Go through the lines below. Copy those with "object".
**** Extracted entries ****
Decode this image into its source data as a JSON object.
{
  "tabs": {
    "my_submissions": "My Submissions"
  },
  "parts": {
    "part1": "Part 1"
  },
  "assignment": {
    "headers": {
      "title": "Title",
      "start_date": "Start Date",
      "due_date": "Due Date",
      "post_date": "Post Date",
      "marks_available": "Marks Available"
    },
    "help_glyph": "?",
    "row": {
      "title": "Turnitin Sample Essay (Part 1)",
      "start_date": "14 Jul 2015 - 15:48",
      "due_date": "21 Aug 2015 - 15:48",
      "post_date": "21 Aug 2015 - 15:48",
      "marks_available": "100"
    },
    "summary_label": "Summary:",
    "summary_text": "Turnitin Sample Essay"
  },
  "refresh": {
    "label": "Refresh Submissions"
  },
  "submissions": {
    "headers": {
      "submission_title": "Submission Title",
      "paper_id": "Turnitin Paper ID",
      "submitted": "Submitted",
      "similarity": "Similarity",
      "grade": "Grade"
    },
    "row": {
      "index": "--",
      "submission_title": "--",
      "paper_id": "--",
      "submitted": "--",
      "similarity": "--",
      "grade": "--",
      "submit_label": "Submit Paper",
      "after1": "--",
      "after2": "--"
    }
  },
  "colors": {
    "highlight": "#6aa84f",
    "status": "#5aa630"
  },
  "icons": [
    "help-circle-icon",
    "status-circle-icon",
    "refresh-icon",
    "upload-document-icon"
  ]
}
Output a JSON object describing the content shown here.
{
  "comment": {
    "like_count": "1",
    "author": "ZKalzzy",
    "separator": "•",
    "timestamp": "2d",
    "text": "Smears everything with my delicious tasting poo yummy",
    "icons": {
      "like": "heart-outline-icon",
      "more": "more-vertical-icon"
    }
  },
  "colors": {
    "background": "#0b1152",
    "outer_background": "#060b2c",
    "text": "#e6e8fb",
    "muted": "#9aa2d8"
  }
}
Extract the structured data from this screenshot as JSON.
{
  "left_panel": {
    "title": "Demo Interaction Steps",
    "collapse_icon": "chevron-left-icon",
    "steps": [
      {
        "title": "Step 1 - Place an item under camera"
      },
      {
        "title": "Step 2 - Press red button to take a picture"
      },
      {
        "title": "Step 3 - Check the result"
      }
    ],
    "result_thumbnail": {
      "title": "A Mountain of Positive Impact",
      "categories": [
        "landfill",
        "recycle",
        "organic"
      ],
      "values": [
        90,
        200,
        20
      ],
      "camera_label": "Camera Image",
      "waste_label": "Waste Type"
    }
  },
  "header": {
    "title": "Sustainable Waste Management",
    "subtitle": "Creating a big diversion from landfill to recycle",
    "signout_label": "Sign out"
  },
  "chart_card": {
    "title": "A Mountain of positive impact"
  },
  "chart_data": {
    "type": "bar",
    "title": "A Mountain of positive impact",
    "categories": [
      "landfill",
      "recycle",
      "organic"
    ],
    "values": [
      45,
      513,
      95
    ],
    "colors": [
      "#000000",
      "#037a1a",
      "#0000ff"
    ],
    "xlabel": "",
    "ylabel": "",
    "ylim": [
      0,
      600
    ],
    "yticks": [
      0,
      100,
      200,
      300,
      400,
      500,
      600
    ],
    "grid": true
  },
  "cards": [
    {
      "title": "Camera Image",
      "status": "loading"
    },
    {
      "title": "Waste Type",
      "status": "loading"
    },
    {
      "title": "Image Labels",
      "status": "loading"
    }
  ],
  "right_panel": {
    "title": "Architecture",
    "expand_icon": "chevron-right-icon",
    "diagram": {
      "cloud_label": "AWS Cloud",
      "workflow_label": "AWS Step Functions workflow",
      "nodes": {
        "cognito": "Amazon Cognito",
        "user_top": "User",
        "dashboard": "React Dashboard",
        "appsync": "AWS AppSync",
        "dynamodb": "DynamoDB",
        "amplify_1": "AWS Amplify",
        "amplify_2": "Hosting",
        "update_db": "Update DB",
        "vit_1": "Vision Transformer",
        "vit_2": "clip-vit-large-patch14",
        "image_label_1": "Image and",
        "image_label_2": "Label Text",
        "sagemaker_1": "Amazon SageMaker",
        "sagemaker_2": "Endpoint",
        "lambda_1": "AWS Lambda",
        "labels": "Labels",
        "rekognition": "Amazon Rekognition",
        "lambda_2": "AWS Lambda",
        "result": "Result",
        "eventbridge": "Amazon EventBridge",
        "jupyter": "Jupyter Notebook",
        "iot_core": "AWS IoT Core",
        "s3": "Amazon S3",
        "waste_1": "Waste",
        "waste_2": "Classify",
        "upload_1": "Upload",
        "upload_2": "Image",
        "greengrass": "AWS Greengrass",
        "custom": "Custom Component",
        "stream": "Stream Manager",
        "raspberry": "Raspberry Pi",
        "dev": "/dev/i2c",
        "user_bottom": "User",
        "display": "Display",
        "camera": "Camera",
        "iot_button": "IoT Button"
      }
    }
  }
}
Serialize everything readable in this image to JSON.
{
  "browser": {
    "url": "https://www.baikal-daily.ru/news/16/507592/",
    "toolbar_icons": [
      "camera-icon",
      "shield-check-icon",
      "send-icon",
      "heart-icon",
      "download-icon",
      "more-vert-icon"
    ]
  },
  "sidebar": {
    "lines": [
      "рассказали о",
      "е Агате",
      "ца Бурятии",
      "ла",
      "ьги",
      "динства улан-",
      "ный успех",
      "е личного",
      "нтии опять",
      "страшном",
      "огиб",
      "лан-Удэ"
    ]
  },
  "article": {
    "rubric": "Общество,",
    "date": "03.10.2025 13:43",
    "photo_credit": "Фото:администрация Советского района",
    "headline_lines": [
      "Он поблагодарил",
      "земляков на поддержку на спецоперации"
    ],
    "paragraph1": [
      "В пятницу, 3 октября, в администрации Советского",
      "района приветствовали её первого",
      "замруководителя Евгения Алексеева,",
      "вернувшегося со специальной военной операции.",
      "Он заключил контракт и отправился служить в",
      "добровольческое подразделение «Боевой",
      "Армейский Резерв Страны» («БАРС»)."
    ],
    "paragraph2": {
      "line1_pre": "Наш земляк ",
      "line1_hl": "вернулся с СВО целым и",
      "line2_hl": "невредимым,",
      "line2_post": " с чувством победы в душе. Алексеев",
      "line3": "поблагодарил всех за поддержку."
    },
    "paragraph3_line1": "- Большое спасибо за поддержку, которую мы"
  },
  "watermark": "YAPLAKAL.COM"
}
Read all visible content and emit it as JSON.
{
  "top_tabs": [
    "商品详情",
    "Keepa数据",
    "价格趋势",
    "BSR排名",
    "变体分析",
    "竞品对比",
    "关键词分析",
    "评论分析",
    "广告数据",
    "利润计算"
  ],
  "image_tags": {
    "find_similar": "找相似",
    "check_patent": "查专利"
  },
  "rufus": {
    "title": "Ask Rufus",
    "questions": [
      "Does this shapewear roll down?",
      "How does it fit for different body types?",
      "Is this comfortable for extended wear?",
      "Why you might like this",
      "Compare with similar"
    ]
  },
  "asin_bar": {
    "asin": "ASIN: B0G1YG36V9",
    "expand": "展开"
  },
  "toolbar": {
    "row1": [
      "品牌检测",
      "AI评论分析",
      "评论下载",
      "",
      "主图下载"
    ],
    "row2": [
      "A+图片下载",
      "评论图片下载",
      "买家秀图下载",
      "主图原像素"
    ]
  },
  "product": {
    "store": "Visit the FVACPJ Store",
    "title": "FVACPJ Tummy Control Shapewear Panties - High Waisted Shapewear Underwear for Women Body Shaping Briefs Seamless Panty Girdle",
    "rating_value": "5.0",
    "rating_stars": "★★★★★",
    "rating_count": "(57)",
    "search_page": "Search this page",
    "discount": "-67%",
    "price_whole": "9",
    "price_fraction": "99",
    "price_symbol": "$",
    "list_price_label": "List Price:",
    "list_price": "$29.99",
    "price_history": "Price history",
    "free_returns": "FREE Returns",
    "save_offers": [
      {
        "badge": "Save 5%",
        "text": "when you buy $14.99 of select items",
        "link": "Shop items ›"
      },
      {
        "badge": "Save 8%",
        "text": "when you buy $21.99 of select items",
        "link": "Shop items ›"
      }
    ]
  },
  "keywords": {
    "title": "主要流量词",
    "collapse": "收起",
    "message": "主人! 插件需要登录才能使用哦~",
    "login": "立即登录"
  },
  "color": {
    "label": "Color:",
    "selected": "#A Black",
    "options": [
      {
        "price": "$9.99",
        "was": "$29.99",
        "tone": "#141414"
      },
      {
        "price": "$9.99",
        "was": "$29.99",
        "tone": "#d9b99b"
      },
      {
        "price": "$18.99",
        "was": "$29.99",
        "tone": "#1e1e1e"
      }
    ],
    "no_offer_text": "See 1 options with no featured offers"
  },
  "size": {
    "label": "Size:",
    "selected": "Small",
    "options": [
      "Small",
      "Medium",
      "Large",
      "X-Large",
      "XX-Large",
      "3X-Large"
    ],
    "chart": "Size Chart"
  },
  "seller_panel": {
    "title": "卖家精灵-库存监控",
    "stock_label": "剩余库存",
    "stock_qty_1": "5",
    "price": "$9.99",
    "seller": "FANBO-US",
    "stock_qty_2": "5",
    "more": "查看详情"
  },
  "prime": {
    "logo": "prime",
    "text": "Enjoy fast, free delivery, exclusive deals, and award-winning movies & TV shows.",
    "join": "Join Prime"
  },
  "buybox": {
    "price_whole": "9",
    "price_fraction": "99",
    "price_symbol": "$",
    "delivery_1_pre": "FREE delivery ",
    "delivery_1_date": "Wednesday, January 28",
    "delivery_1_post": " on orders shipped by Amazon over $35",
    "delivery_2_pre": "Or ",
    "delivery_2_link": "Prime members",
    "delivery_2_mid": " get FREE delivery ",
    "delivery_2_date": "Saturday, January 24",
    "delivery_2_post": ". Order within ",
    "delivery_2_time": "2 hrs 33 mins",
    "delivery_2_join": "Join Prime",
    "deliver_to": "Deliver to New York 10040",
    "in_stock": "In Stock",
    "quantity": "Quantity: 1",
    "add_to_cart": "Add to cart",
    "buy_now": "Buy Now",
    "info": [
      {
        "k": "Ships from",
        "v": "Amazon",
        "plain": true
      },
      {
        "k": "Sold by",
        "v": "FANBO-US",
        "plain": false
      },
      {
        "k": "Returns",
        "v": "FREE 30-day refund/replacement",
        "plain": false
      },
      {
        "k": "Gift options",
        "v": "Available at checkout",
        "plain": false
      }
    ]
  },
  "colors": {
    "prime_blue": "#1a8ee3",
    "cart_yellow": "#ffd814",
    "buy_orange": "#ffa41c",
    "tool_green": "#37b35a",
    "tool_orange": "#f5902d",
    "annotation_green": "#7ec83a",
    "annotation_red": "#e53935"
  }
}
****
Correct response
Decode this image into its source data as a JSON object.
Output a JSON object describing the content shown here.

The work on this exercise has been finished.